Short task →
Your task is to copy every record exactly.

Saved entries
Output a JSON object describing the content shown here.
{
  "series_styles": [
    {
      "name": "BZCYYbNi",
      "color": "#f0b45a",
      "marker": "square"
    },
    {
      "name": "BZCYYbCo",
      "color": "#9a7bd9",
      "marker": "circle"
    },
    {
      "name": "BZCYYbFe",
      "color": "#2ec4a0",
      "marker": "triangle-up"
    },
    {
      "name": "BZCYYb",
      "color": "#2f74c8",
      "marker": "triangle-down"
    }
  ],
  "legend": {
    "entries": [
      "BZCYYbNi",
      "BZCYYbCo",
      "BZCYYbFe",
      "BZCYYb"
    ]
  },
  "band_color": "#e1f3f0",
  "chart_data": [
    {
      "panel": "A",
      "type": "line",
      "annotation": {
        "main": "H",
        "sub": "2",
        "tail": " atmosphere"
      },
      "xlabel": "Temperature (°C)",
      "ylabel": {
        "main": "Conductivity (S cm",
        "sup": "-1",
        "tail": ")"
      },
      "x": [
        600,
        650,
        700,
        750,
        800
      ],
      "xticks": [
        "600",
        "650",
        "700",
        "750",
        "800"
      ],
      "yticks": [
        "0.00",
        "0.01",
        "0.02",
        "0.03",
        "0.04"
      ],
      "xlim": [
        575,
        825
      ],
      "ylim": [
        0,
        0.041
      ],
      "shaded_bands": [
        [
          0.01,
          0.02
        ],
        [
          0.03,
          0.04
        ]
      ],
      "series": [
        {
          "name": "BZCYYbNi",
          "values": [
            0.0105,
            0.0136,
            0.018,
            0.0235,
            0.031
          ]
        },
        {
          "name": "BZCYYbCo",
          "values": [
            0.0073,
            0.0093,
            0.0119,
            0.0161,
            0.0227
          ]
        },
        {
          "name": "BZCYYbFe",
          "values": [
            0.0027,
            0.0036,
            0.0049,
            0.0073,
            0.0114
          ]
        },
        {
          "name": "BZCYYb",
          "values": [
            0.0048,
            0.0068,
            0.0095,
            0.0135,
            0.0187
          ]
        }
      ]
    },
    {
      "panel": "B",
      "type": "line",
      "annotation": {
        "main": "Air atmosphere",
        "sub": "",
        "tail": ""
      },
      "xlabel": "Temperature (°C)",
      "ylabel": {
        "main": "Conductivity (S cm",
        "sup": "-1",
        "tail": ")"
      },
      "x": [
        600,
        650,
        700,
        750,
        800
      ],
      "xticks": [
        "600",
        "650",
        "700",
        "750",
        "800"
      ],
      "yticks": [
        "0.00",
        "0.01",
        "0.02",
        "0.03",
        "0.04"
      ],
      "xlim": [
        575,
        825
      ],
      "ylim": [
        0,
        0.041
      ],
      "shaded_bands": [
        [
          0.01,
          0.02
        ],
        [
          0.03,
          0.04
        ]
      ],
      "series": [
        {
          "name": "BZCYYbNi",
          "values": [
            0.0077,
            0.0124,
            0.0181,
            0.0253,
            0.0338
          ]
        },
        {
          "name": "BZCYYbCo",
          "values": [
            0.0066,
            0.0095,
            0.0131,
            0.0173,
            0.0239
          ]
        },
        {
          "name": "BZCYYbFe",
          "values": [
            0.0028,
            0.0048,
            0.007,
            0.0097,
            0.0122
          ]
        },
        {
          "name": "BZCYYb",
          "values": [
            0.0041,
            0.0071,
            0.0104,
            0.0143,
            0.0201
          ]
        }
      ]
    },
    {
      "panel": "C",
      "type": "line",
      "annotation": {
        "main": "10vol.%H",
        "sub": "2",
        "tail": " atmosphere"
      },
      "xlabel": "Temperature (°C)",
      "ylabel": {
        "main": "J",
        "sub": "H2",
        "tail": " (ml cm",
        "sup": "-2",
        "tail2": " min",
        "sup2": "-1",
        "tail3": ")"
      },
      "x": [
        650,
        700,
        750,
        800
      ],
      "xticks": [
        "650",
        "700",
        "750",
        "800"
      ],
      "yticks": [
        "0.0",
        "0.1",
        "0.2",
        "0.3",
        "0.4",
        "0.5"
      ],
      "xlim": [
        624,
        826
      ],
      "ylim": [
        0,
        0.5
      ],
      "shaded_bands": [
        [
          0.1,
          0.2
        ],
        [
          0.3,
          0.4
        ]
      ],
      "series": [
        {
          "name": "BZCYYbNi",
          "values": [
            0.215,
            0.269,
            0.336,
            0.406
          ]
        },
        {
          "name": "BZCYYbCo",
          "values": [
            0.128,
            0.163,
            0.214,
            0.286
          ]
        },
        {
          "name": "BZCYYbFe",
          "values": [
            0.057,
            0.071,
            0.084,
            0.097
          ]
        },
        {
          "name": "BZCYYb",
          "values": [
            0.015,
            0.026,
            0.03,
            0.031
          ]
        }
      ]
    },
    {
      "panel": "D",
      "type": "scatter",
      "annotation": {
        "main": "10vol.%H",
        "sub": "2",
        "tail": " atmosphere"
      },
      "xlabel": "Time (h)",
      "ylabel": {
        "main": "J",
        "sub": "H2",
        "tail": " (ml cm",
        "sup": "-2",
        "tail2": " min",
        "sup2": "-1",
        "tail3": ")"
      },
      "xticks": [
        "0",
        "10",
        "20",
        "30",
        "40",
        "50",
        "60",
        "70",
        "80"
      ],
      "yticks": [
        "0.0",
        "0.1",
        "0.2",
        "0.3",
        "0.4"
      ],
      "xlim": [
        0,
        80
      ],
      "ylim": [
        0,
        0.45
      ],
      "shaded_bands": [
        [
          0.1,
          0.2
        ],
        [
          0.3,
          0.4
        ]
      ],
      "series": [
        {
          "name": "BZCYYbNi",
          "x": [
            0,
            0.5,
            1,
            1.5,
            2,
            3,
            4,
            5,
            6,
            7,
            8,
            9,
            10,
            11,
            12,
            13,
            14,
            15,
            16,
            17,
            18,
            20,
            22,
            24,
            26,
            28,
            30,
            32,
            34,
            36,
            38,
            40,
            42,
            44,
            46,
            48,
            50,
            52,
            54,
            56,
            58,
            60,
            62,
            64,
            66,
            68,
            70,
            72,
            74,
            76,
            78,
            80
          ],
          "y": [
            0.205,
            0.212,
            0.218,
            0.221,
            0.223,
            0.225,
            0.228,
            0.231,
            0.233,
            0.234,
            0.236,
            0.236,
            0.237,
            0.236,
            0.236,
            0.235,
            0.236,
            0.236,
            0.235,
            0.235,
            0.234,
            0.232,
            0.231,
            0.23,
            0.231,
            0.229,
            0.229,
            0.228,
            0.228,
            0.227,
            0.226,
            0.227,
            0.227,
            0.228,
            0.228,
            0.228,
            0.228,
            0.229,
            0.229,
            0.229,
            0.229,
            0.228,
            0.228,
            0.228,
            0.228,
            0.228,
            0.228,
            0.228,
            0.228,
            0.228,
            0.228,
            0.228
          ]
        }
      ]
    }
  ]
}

Written answer →
Output a JSON object describing the content shown here.
{
  "series_styles": [
    {
      "name": "BZCYYbNi",
      "color": "#f0b45a",
      "marker": "square"
    },
    {
      "name": "BZCYYbCo",
      "color": "#9a7bd9",
      "marker": "circle"
    },
    {
      "name": "BZCYYbFe",
      "color": "#2ec4a0",
      "marker": "triangle-up"
    },
    {
      "name": "BZCYYb",
      "color": "#2f74c8",
      "marker": "triangle-down"
    }
  ],
  "legend": {
    "entries": [
      "BZCYYbNi",
      "BZCYYbCo",
      "BZCYYbFe",
      "BZCYYb"
    ]
  },
  "band_color": "#e1f3f0",
  "chart_data": [
    {
      "panel": "A",
      "type": "line",
      "annotation": {
        "main": "H",
        "sub": "2",
        "tail": " atmosphere"
      },
      "xlabel": "Temperature (°C)",
      "ylabel": {
        "main": "Conductivity (S cm",
        "sup": "-1",
        "tail": ")"
      },
      "x": [
        600,
        650,
        700,
        750,
        800
      ],
      "xticks": [
        "600",
        "650",
        "700",
        "750",
        "800"
      ],
      "yticks": [
        "0.00",
        "0.01",
        "0.02",
        "0.03",
        "0.04"
      ],
      "xlim": [
        575,
        825
      ],
      "ylim": [
        0,
        0.041
      ],
      "shaded_bands": [
        [
          0.01,
          0.02
        ],
        [
          0.03,
          0.04
        ]
      ],
      "series": [
        {
          "name": "BZCYYbNi",
          "values": [
            0.0105,
            0.0136,
            0.018,
            0.0235,
            0.031
          ]
        },
        {
          "name": "BZCYYbCo",
          "values": [
            0.0073,
            0.0093,
            0.0119,
            0.0161,
            0.0227
          ]
        },
        {
          "name": "BZCYYbFe",
          "values": [
            0.0027,
            0.0036,
            0.0049,
            0.0073,
            0.0114
          ]
        },
        {
          "name": "BZCYYb",
          "values": [
            0.0048,
            0.0068,
            0.0095,
            0.0135,
            0.0187
          ]
        }
      ]
    },
    {
      "panel": "B",
      "type": "line",
      "annotation": {
        "main": "Air atmosphere",
        "sub": "",
        "tail": ""
      },
      "xlabel": "Temperature (°C)",
      "ylabel": {
        "main": "Conductivity (S cm",
        "sup": "-1",
        "tail": ")"
      },
      "x": [
        600,
        650,
        700,
        750,
        800
      ],
      "xticks": [
        "600",
        "650",
        "700",
        "750",
        "800"
      ],
      "yticks": [
        "0.00",
        "0.01",
        "0.02",
        "0.03",
        "0.04"
      ],
      "xlim": [
        575,
        825
      ],
      "ylim": [
        0,
        0.041
      ],
      "shaded_bands": [
        [
          0.01,
          0.02
        ],
        [
          0.03,
          0.04
        ]
      ],
      "series": [
        {
          "name": "BZCYYbNi",
          "values": [
            0.0077,
            0.0124,
            0.0181,
            0.0253,
            0.0338
          ]
        },
        {
          "name": "BZCYYbCo",
          "values": [
            0.0066,
            0.0095,
            0.0131,
            0.0173,
            0.0239
          ]
        },
        {
          "name": "BZCYYbFe",
          "values": [
            0.0028,
            0.0048,
            0.007,
            0.0097,
            0.0122
          ]
        },
        {
          "name": "BZCYYb",
          "values": [
            0.0041,
            0.0071,
            0.0104,
            0.0143,
            0.0201
          ]
        }
      ]
    },
    {
      "panel": "C",
      "type": "line",
      "annotation": {
        "main": "10vol.%H",
        "sub": "2",
        "tail": " atmosphere"
      },
      "xlabel": "Temperature (°C)",
      "ylabel": {
        "main": "J",
        "sub": "H2",
        "tail": " (ml cm",
        "sup": "-2",
        "tail2": " min",
        "sup2": "-1",
        "tail3": ")"
      },
      "x": [
        650,
        700,
        750,
        800
      ],
      "xticks": [
        "650",
        "700",
        "750",
        "800"
      ],
      "yticks": [
        "0.0",
        "0.1",
        "0.2",
        "0.3",
        "0.4",
        "0.5"
      ],
      "xlim": [
        624,
        826
      ],
      "ylim": [
        0,
        0.5
      ],
      "shaded_bands": [
        [
          0.1,
          0.2
        ],
        [
          0.3,
          0.4
        ]
      ],
      "series": [
        {
          "name": "BZCYYbNi",
          "values": [
            0.215,
            0.269,
            0.336,
            0.406
          ]
        },
        {
          "name": "BZCYYbCo",
          "values": [
            0.128,
            0.163,
            0.214,
            0.286
          ]
        },
        {
          "name": "BZCYYbFe",
          "values": [
            0.057,
            0.071,
            0.084,
            0.097
          ]
        },
        {
          "name": "BZCYYb",
          "values": [
            0.015,
            0.026,
            0.03,
            0.031
          ]
        }
      ]
    },
    {
      "panel": "D",
      "type": "scatter",
      "annotation": {
        "main": "10vol.%H",
        "sub": "2",
        "tail": " atmosphere"
      },
      "xlabel": "Time (h)",
      "ylabel": {
        "main": "J",
        "sub": "H2",
        "tail": " (ml cm",
        "sup": "-2",
        "tail2": " min",
        "sup2": "-1",
        "tail3": ")"
      },
      "xticks": [
        "0",
        "10",
        "20",
        "30",
        "40",
        "50",
        "60",
        "70",
        "80"
      ],
      "yticks": [
        "0.0",
        "0.1",
        "0.2",
        "0.3",
        "0.4"
      ],
      "xlim": [
        0,
        80
      ],
      "ylim": [
        0,
        0.45
      ],
      "shaded_bands": [
        [
          0.1,
          0.2
        ],
        [
          0.3,
          0.4
        ]
      ],
      "series": [
        {
          "name": "BZCYYbNi",
          "x": [
            0,
            0.5,
            1,
            1.5,
            2,
            3,
            4,
            5,
            6,
            7,
            8,
            9,
            10,
            11,
            12,
            13,
            14,
            15,
            16,
            17,
            18,
            20,
            22,
            24,
            26,
            28,
            30,
            32,
            34,
            36,
            38,
            40,
            42,
            44,
            46,
            48,
            50,
            52,
            54,
            56,
            58,
            60,
            62,
            64,
            66,
            68,
            70,
            72,
            74,
            76,
            78,
            80
          ],
          "y": [
            0.205,
            0.212,
            0.218,
            0.221,
            0.223,
            0.225,
            0.228,
            0.231,
            0.233,
            0.234,
            0.236,
            0.236,
            0.237,
            0.236,
            0.236,
            0.235,
            0.236,
            0.236,
            0.235,
            0.235,
            0.234,
            0.232,
            0.231,
            0.23,
            0.231,
            0.229,
            0.229,
            0.228,
            0.228,
            0.227,
            0.226,
            0.227,
            0.227,
            0.228,
            0.228,
            0.228,
            0.228,
            0.229,
            0.229,
            0.229,
            0.229,
            0.228,
            0.228,
            0.228,
            0.228,
            0.228,
            0.228,
            0.228,
            0.228,
            0.228,
            0.228,
            0.228
          ]
        }
      ]
    }
  ]
}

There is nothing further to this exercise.